EXERCISE DETAILS = Gather up every line from the entries below that uses the word "步履维艰".

TASK INPUT =

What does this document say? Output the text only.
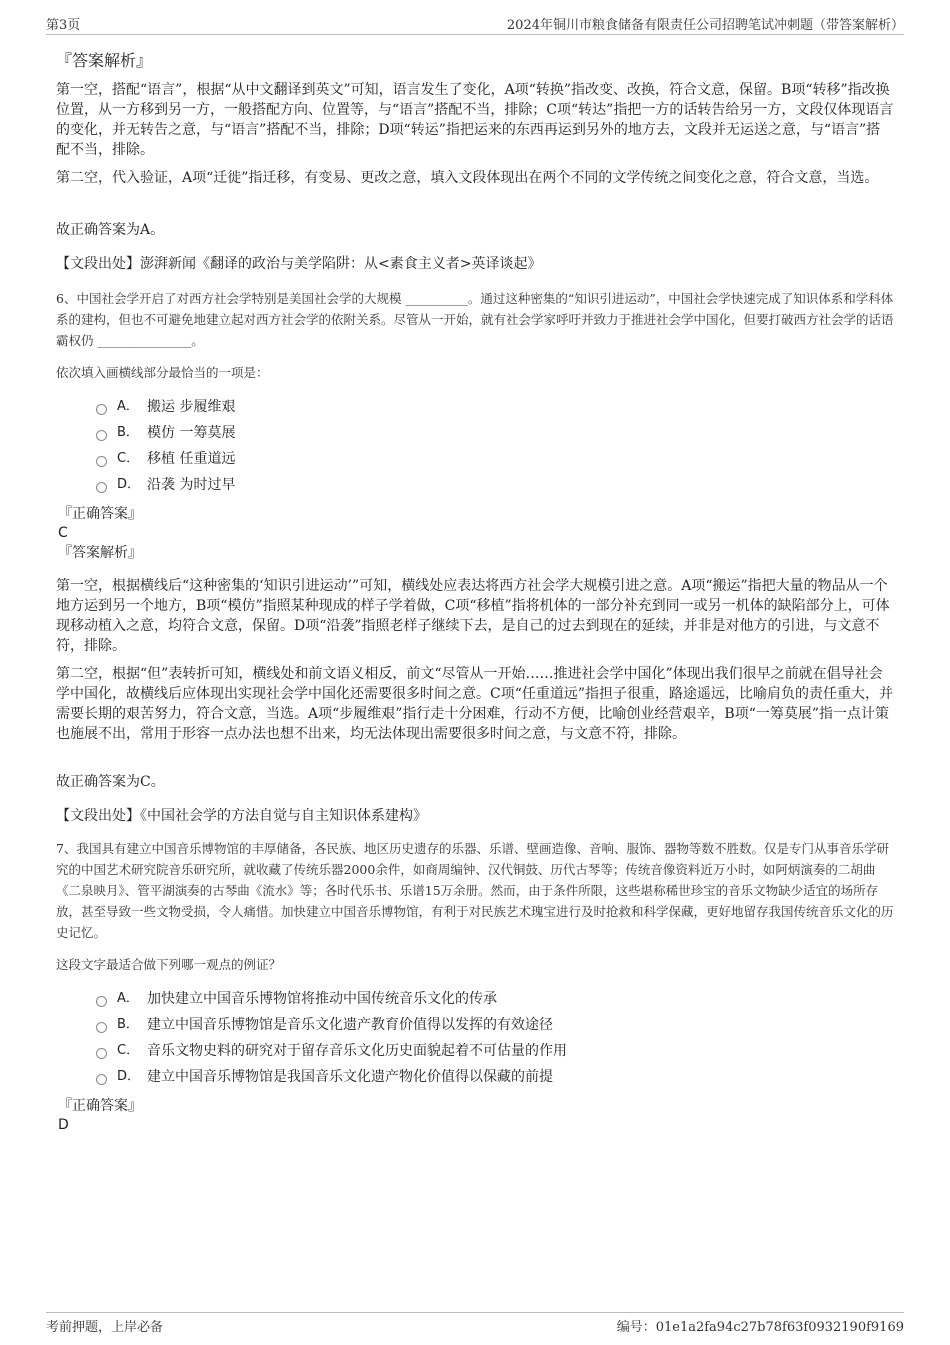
第3页	2024年铜川市粮食储备有限责任公司招聘笔试冲刺题（带答案解析）
『答案解析』

第一空，搭配“语言”，根据“从中文翻译到英文”可知，语言发生了变化，A项“转换”指改变、改换，符合文意，保留。B项“转移”指改换位置，从一方移到另一方，一般搭配方向、位置等，与“语言”搭配不当，排除；C项“转达”指把一方的话转告给另一方，文段仅体现语言的变化，并无转告之意，与“语言”搭配不当，排除；D项“转运”指把运来的东西再运到另外的地方去，文段并无运送之意，与“语言”搭配不当，排除。

第二空，代入验证，A项“迁徙”指迁移，有变易、更改之意，填入文段体现出在两个不同的文学传统之间变化之意，符合文意，当选。

故正确答案为A。

【文段出处】澎湃新闻《翻译的政治与美学陷阱：从<素食主义者>英译谈起》

6、中国社会学开启了对西方社会学特别是美国社会学的大规模 __________。通过这种密集的“知识引进运动”，中国社会学快速完成了知识体系和学科体系的建构，但也不可避免地建立起对西方社会学的依附关系。尽管从一开始，就有社会学家呼吁并致力于推进社会学中国化，但要打破西方社会学的话语霸权仍 _______________。

依次填入画横线部分最恰当的一项是：

A． 搬运 步履维艰
B． 模仿 一筹莫展
C． 移植 任重道远
D． 沿袭 为时过早
『正确答案』
C
『答案解析』

第一空，根据横线后“这种密集的‘知识引进运动’”可知，横线处应表达将西方社会学大规模引进之意。A项“搬运”指把大量的物品从一个地方运到另一个地方，B项“模仿”指照某种现成的样子学着做，C项“移植”指将机体的一部分补充到同一或另一机体的缺陷部分上，可体现移动植入之意，均符合文意，保留。D项“沿袭”指照老样子继续下去，是自己的过去到现在的延续，并非是对他方的引进，与文意不符，排除。

第二空，根据“但”表转折可知，横线处和前文语义相反，前文“尽管从一开始……推进社会学中国化”体现出我们很早之前就在倡导社会学中国化，故横线后应体现出实现社会学中国化还需要很多时间之意。C项“任重道远”指担子很重，路途遥远，比喻肩负的责任重大，并需要长期的艰苦努力，符合文意，当选。A项“步履维艰”指行走十分困难，行动不方便，比喻创业经营艰辛，B项“一筹莫展”指一点计策也施展不出，常用于形容一点办法也想不出来，均无法体现出需要很多时间之意，与文意不符，排除。

故正确答案为C。

【文段出处】《中国社会学的方法自觉与自主知识体系建构》

7、我国具有建立中国音乐博物馆的丰厚储备，各民族、地区历史遗存的乐器、乐谱、壁画造像、音响、服饰、器物等数不胜数。仅是专门从事音乐学研究的中国艺术研究院音乐研究所，就收藏了传统乐器2000余件，如商周编钟、汉代铜鼓、历代古琴等；传统音像资料近万小时，如阿炳演奏的二胡曲《二泉映月》、管平湖演奏的古琴曲《流水》等；各时代乐书、乐谱15万余册。然而，由于条件所限，这些堪称稀世珍宝的音乐文物缺少适宜的场所存放，甚至导致一些文物受损，令人痛惜。加快建立中国音乐博物馆，有利于对民族艺术瑰宝进行及时抢救和科学保藏，更好地留存我国传统音乐文化的历史记忆。

这段文字最适合做下列哪一观点的例证？

A． 加快建立中国音乐博物馆将推动中国传统音乐文化的传承
B． 建立中国音乐博物馆是音乐文化遗产教育价值得以发挥的有效途径
C． 音乐文物史料的研究对于留存音乐文化历史面貌起着不可估量的作用
D． 建立中国音乐博物馆是我国音乐文化遗产物化价值得以保藏的前提
『正确答案』
D
考前押题，上岸必备	编号：01e1a2fa94c27b78f63f0932190f9169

RESPONSE =
A． 搬运 步履维艰
第二空，根据“但”表转折可知，横线处和前文语义相反，前文“尽管从一开始……推进社会学中国化”体现出我们很早之前就在倡导社会学中国化，故横线后应体现出实现社会学中国化还需要很多时间之意。C项“任重道远”指担子很重，路途遥远，比喻肩负的责任重大，并需要长期的艰苦努力，符合文意，当选。A项“步履维艰”指行走十分困难，行动不方便，比喻创业经营艰辛，B项“一筹莫展”指一点计策也施展不出，常用于形容一点办法也想不出来，均无法体现出需要很多时间之意，与文意不符，排除。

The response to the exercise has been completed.